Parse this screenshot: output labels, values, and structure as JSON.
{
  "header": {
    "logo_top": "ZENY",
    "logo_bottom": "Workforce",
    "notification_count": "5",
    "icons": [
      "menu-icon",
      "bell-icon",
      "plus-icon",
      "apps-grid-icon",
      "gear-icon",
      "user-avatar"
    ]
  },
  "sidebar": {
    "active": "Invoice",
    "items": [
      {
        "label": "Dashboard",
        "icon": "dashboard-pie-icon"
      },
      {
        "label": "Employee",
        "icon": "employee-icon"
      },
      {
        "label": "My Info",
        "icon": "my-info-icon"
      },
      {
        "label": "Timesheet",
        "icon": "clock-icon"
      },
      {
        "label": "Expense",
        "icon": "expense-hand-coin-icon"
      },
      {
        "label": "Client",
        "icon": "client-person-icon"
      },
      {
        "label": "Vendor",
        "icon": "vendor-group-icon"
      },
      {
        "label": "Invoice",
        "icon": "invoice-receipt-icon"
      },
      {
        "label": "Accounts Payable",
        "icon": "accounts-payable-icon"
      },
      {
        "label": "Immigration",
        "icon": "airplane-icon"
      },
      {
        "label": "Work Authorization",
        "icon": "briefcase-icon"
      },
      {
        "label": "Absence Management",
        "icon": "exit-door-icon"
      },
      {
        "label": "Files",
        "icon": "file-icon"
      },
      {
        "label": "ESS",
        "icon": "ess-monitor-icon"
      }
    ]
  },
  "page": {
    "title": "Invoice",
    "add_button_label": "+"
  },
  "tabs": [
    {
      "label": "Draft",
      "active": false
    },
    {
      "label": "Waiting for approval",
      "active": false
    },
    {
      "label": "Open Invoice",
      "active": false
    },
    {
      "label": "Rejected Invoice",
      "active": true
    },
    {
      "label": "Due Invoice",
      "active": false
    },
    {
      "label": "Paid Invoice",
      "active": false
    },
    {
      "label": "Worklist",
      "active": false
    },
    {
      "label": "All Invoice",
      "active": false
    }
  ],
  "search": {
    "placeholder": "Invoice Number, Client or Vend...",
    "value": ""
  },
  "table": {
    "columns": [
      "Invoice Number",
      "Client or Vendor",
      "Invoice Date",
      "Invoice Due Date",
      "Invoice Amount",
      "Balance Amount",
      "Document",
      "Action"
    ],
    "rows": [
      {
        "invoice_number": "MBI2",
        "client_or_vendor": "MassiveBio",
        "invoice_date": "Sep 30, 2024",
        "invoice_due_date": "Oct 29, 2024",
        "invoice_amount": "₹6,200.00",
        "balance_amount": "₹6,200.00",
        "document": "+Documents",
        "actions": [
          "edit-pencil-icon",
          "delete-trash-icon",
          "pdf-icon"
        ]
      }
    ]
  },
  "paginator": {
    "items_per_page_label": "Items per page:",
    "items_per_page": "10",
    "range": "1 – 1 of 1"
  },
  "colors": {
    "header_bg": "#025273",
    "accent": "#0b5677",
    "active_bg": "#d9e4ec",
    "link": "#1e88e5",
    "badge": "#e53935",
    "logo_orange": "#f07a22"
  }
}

****

* _Your task_: Reproduce every line of the data verbatim.

* _Full answer_:
Parse this screenshot: output labels, values, and structure as JSON.
{
  "header": {
    "logo_top": "ZENY",
    "logo_bottom": "Workforce",
    "notification_count": "5",
    "icons": [
      "menu-icon",
      "bell-icon",
      "plus-icon",
      "apps-grid-icon",
      "gear-icon",
      "user-avatar"
    ]
  },
  "sidebar": {
    "active": "Invoice",
    "items": [
      {
        "label": "Dashboard",
        "icon": "dashboard-pie-icon"
      },
      {
        "label": "Employee",
        "icon": "employee-icon"
      },
      {
        "label": "My Info",
        "icon": "my-info-icon"
      },
      {
        "label": "Timesheet",
        "icon": "clock-icon"
      },
      {
        "label": "Expense",
        "icon": "expense-hand-coin-icon"
      },
      {
        "label": "Client",
        "icon": "client-person-icon"
      },
      {
        "label": "Vendor",
        "icon": "vendor-group-icon"
      },
      {
        "label": "Invoice",
        "icon": "invoice-receipt-icon"
      },
      {
        "label": "Accounts Payable",
        "icon": "accounts-payable-icon"
      },
      {
        "label": "Immigration",
        "icon": "airplane-icon"
      },
      {
        "label": "Work Authorization",
        "icon": "briefcase-icon"
      },
      {
        "label": "Absence Management",
        "icon": "exit-door-icon"
      },
      {
        "label": "Files",
        "icon": "file-icon"
      },
      {
        "label": "ESS",
        "icon": "ess-monitor-icon"
      }
    ]
  },
  "page": {
    "title": "Invoice",
    "add_button_label": "+"
  },
  "tabs": [
    {
      "label": "Draft",
      "active": false
    },
    {
      "label": "Waiting for approval",
      "active": false
    },
    {
      "label": "Open Invoice",
      "active": false
    },
    {
      "label": "Rejected Invoice",
      "active": true
    },
    {
      "label": "Due Invoice",
      "active": false
    },
    {
      "label": "Paid Invoice",
      "active": false
    },
    {
      "label": "Worklist",
      "active": false
    },
    {
      "label": "All Invoice",
      "active": false
    }
  ],
  "search": {
    "placeholder": "Invoice Number, Client or Vend...",
    "value": ""
  },
  "table": {
    "columns": [
      "Invoice Number",
      "Client or Vendor",
      "Invoice Date",
      "Invoice Due Date",
      "Invoice Amount",
      "Balance Amount",
      "Document",
      "Action"
    ],
    "rows": [
      {
        "invoice_number": "MBI2",
        "client_or_vendor": "MassiveBio",
        "invoice_date": "Sep 30, 2024",
        "invoice_due_date": "Oct 29, 2024",
        "invoice_amount": "₹6,200.00",
        "balance_amount": "₹6,200.00",
        "document": "+Documents",
        "actions": [
          "edit-pencil-icon",
          "delete-trash-icon",
          "pdf-icon"
        ]
      }
    ]
  },
  "paginator": {
    "items_per_page_label": "Items per page:",
    "items_per_page": "10",
    "range": "1 – 1 of 1"
  },
  "colors": {
    "header_bg": "#025273",
    "accent": "#0b5677",
    "active_bg": "#d9e4ec",
    "link": "#1e88e5",
    "badge": "#e53935",
    "logo_orange": "#f07a22"
  }
}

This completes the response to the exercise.